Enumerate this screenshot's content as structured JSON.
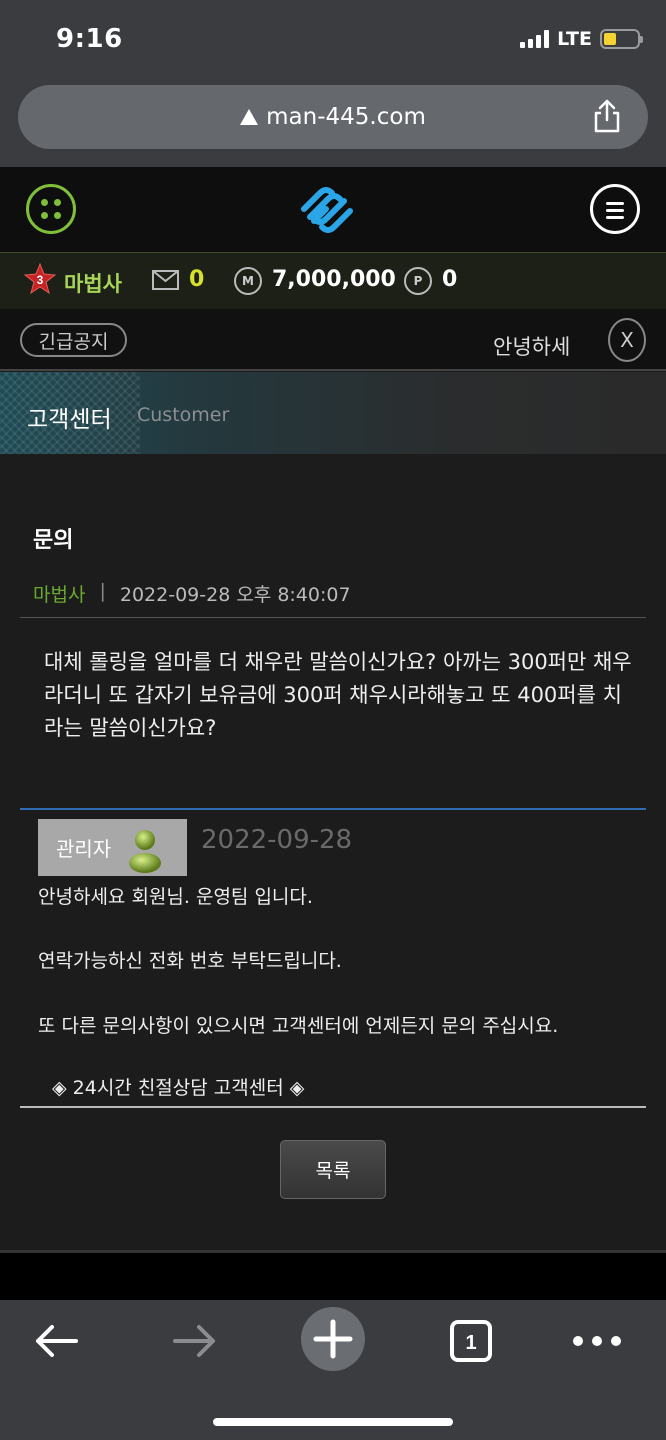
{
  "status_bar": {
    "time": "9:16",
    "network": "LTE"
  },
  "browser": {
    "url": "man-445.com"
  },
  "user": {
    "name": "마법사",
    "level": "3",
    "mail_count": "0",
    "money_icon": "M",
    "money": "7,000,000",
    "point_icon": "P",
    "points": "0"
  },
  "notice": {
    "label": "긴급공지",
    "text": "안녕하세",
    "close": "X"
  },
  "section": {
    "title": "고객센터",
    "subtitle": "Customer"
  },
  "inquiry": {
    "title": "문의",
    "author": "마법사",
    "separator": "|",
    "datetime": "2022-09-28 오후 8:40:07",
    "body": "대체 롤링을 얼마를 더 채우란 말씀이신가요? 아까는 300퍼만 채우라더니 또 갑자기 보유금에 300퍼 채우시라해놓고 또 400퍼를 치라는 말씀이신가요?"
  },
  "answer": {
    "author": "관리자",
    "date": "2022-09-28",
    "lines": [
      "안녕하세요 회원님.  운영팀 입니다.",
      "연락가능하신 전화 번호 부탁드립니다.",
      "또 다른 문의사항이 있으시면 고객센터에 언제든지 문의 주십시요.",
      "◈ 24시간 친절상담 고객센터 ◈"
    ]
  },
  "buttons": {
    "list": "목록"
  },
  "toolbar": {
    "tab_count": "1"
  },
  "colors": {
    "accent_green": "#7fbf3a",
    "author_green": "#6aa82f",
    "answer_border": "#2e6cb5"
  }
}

----------

**Short exercise:** Repeat the data exactly, dropping every picture it holds.

**Exercise response:**
Enumerate this screenshot's content as structured JSON.
{
  "status_bar": {
    "time": "9:16",
    "network": "LTE"
  },
  "browser": {
    "url": "man-445.com"
  },
  "user": {
    "name": "마법사",
    "level": "3",
    "mail_count": "0",
    "money_icon": "M",
    "money": "7,000,000",
    "point_icon": "P",
    "points": "0"
  },
  "notice": {
    "label": "긴급공지",
    "text": "안녕하세",
    "close": "X"
  },
  "section": {
    "title": "고객센터",
    "subtitle": "Customer"
  },
  "inquiry": {
    "title": "문의",
    "author": "마법사",
    "separator": "|",
    "datetime": "2022-09-28 오후 8:40:07",
    "body": "대체 롤링을 얼마를 더 채우란 말씀이신가요? 아까는 300퍼만 채우라더니 또 갑자기 보유금에 300퍼 채우시라해놓고 또 400퍼를 치라는 말씀이신가요?"
  },
  "answer": {
    "author": "관리자",
    "date": "2022-09-28",
    "lines": [
      "안녕하세요 회원님.  운영팀 입니다.",
      "연락가능하신 전화 번호 부탁드립니다.",
      "또 다른 문의사항이 있으시면 고객센터에 언제든지 문의 주십시요.",
      "◈ 24시간 친절상담 고객센터 ◈"
    ]
  },
  "buttons": {
    "list": "목록"
  },
  "toolbar": {
    "tab_count": "1"
  },
  "colors": {
    "accent_green": "#7fbf3a",
    "author_green": "#6aa82f",
    "answer_border": "#2e6cb5"
  }
}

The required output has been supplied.